# WORK INSTRUCTIONS
Would you write out the listing verbatim and skip every picture in it?
━━━━━━
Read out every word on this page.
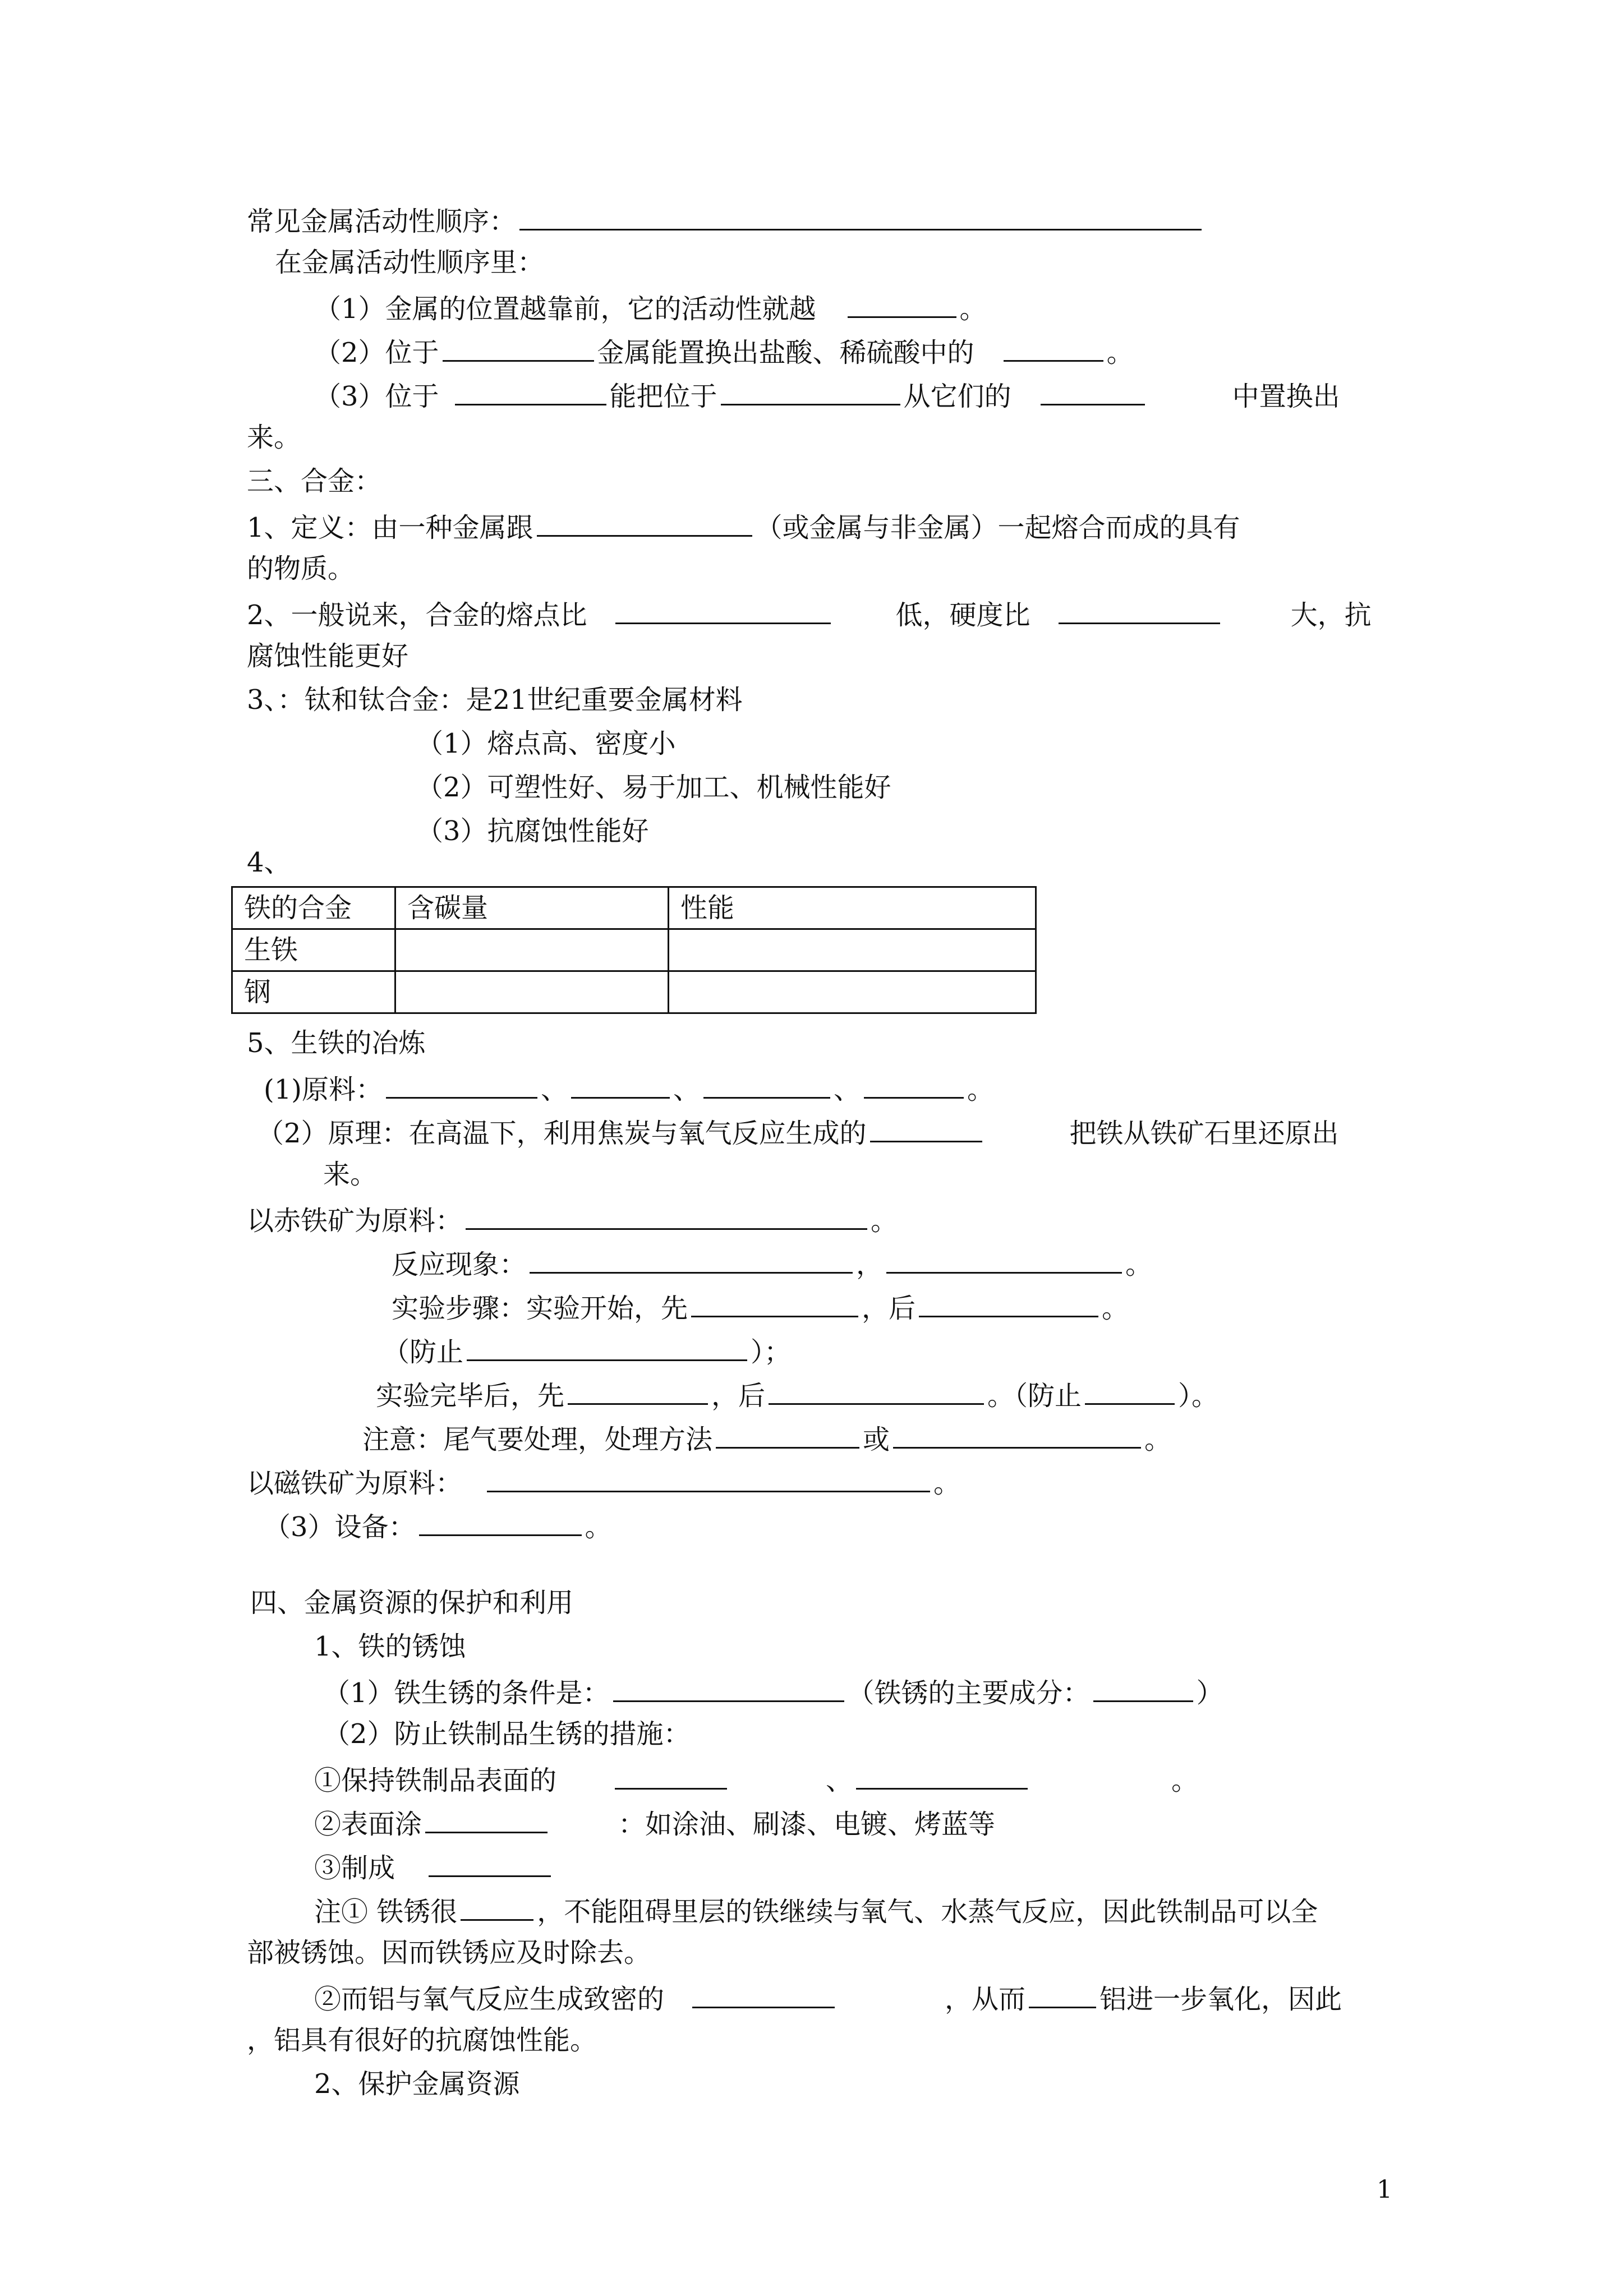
常见金属活动性顺序：
在金属活动性顺序里：
（1）金属的位置越靠前，它的活动性就越	。
（2）位于	金属能置换出盐酸、稀硫酸中的	。
（3）位于	能把位于	从它们的	中置换出
来。
三、合金：
1、定义：由一种金属跟	（或金属与非金属）一起熔合而成的具有
的物质。
2、一般说来，合金的熔点比	低，硬度比	大，抗
腐蚀性能更好
3、：钛和钛合金：是21世纪重要金属材料
（1）熔点高、密度小
（2）可塑性好、易于加工、机械性能好
（3）抗腐蚀性能好
4、
铁的合金	含碳量	性能
生铁		
钢		
5、生铁的冶炼
(1)原料：	、	、	、	。
（2）原理：在高温下，利用焦炭与氧气反应生成的	把铁从铁矿石里还原出
来。
以赤铁矿为原料：	。
反应现象：	，	。
实验步骤：实验开始，先	，后	。
（防止	）；
实验完毕后，先	，后	。（防止	）。
注意：尾气要处理，处理方法	或	。
以磁铁矿为原料：	。
（3）设备：	。
四、金属资源的保护和利用
1、铁的锈蚀
（1）铁生锈的条件是：	（铁锈的主要成分：	）
（2）防止铁制品生锈的措施：
①保持铁制品表面的	、	。
②表面涂	：如涂油、刷漆、电镀、烤蓝等
③制成
注① 铁锈很	，不能阻碍里层的铁继续与氧气、水蒸气反应，因此铁制品可以全
部被锈蚀。因而铁锈应及时除去。
②而铝与氧气反应生成致密的	，从而	铝进一步氧化，因此
，铝具有很好的抗腐蚀性能。
2、保护金属资源
1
━━━━━━
# FINISHED EXERCISE
Read out every word on this page.
常见金属活动性顺序：
在金属活动性顺序里：
（1）金属的位置越靠前，它的活动性就越	。
（2）位于	金属能置换出盐酸、稀硫酸中的	。
（3）位于	能把位于	从它们的	中置换出
来。
三、合金：
1、定义：由一种金属跟	（或金属与非金属）一起熔合而成的具有
的物质。
2、一般说来，合金的熔点比	低，硬度比	大，抗
腐蚀性能更好
3、：钛和钛合金：是21世纪重要金属材料
（1）熔点高、密度小
（2）可塑性好、易于加工、机械性能好
（3）抗腐蚀性能好
4、
铁的合金	含碳量	性能
生铁		
钢		
5、生铁的冶炼
(1)原料：	、	、	、	。
（2）原理：在高温下，利用焦炭与氧气反应生成的	把铁从铁矿石里还原出
来。
以赤铁矿为原料：	。
反应现象：	，	。
实验步骤：实验开始，先	，后	。
（防止	）；
实验完毕后，先	，后	。（防止	）。
注意：尾气要处理，处理方法	或	。
以磁铁矿为原料：	。
（3）设备：	。
四、金属资源的保护和利用
1、铁的锈蚀
（1）铁生锈的条件是：	（铁锈的主要成分：	）
（2）防止铁制品生锈的措施：
①保持铁制品表面的	、	。
②表面涂	：如涂油、刷漆、电镀、烤蓝等
③制成
注① 铁锈很	，不能阻碍里层的铁继续与氧气、水蒸气反应，因此铁制品可以全
部被锈蚀。因而铁锈应及时除去。
②而铝与氧气反应生成致密的	，从而	铝进一步氧化，因此
，铝具有很好的抗腐蚀性能。
2、保护金属资源
1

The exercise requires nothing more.